Dataset listings of figures
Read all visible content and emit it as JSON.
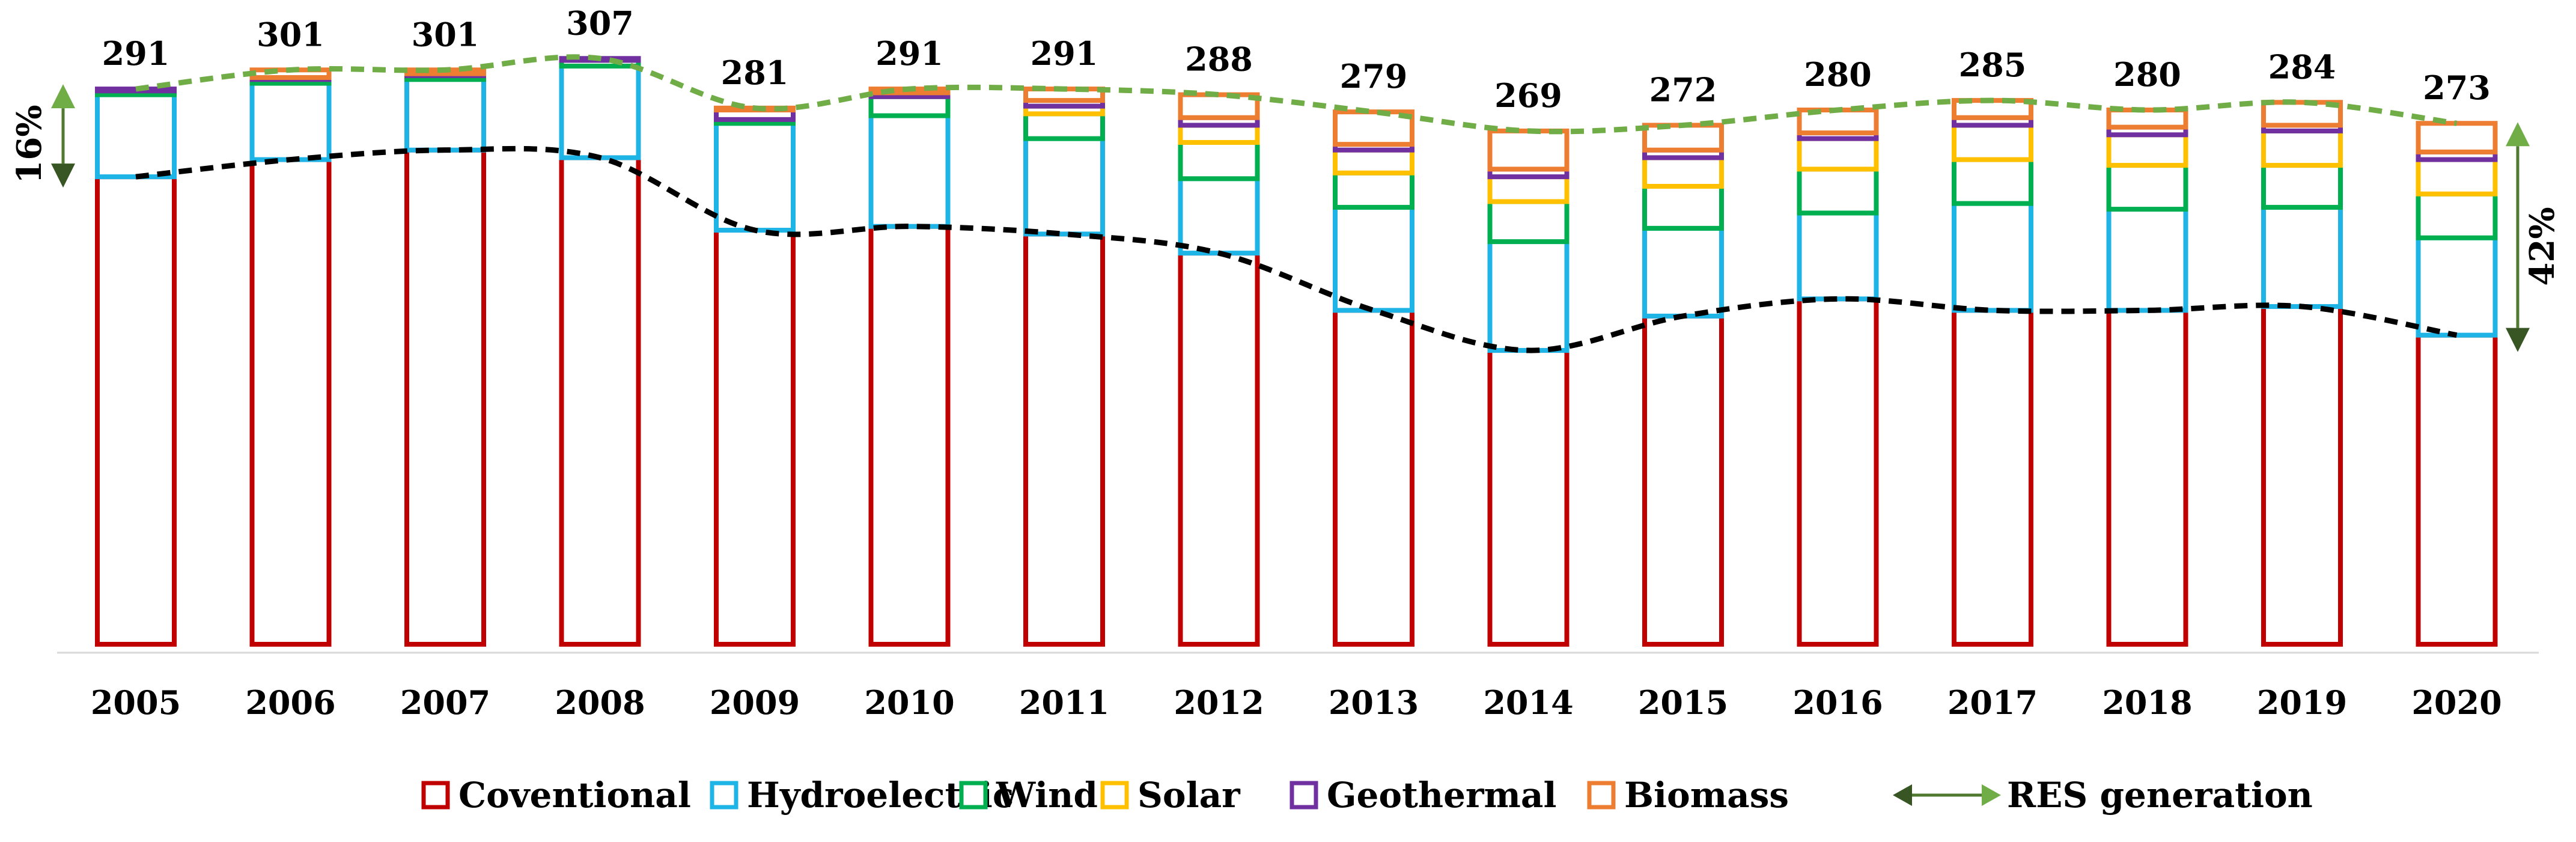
{
  "chart_data": {
    "type": "bar",
    "stacked": true,
    "title": "",
    "xlabel": "",
    "ylabel": "",
    "ylim": [
      0,
      330
    ],
    "grid": false,
    "legend_position": "bottom",
    "categories": [
      "2005",
      "2006",
      "2007",
      "2008",
      "2009",
      "2010",
      "2011",
      "2012",
      "2013",
      "2014",
      "2015",
      "2016",
      "2017",
      "2018",
      "2019",
      "2020"
    ],
    "totals": [
      291,
      301,
      301,
      307,
      281,
      291,
      291,
      288,
      279,
      269,
      272,
      280,
      285,
      280,
      284,
      273
    ],
    "series": [
      {
        "name": "Coventional",
        "color": "#c00000",
        "values": [
          245,
          254,
          259,
          255,
          217,
          219,
          215,
          205,
          175,
          154,
          172,
          181,
          175,
          175,
          177,
          162
        ]
      },
      {
        "name": "Hydroelectric",
        "color": "#1fb4e6",
        "values": [
          43,
          40,
          37,
          48,
          56,
          58,
          50,
          39,
          54,
          57,
          46,
          45,
          56,
          53,
          52,
          51
        ]
      },
      {
        "name": "Wind",
        "color": "#00b050",
        "values": [
          2,
          2,
          2,
          3,
          2,
          10,
          13,
          19,
          18,
          21,
          22,
          23,
          23,
          23,
          22,
          23
        ]
      },
      {
        "name": "Solar",
        "color": "#ffc000",
        "values": [
          0,
          0,
          0,
          0,
          0,
          0,
          4,
          9,
          12,
          13,
          15,
          16,
          18,
          16,
          18,
          18
        ]
      },
      {
        "name": "Geothermal",
        "color": "#7030a0",
        "values": [
          1,
          1,
          1,
          1,
          5,
          2,
          3,
          4,
          3,
          4,
          4,
          3,
          4,
          4,
          3,
          4
        ]
      },
      {
        "name": "Biomass",
        "color": "#ed7d31",
        "values": [
          0,
          4,
          2,
          0,
          1,
          2,
          6,
          12,
          17,
          20,
          13,
          12,
          9,
          9,
          12,
          15
        ]
      }
    ],
    "overlays": [
      {
        "name": "total_generation_line",
        "color": "#70ad47",
        "style": "dashed",
        "values": [
          291,
          301,
          301,
          307,
          281,
          291,
          291,
          288,
          279,
          269,
          272,
          280,
          285,
          280,
          284,
          273
        ]
      },
      {
        "name": "conventional_line",
        "color": "#000000",
        "style": "dashed",
        "values": [
          245,
          254,
          259,
          255,
          217,
          219,
          215,
          205,
          175,
          154,
          172,
          181,
          175,
          175,
          177,
          162
        ]
      }
    ],
    "annotations": [
      {
        "label": "16%",
        "at_category": "2005",
        "side": "left",
        "from": 245,
        "to": 291
      },
      {
        "label": "42%",
        "at_category": "2020",
        "side": "right",
        "from": 162,
        "to": 273
      }
    ],
    "legend_extra": {
      "label": "RES generation",
      "arrow_color_dark": "#375623",
      "arrow_color_light": "#70ad47"
    }
  }
}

● **Work required**: Each line that contains the word "name" counts toward the total; give only that total.

● **Task answer**: 8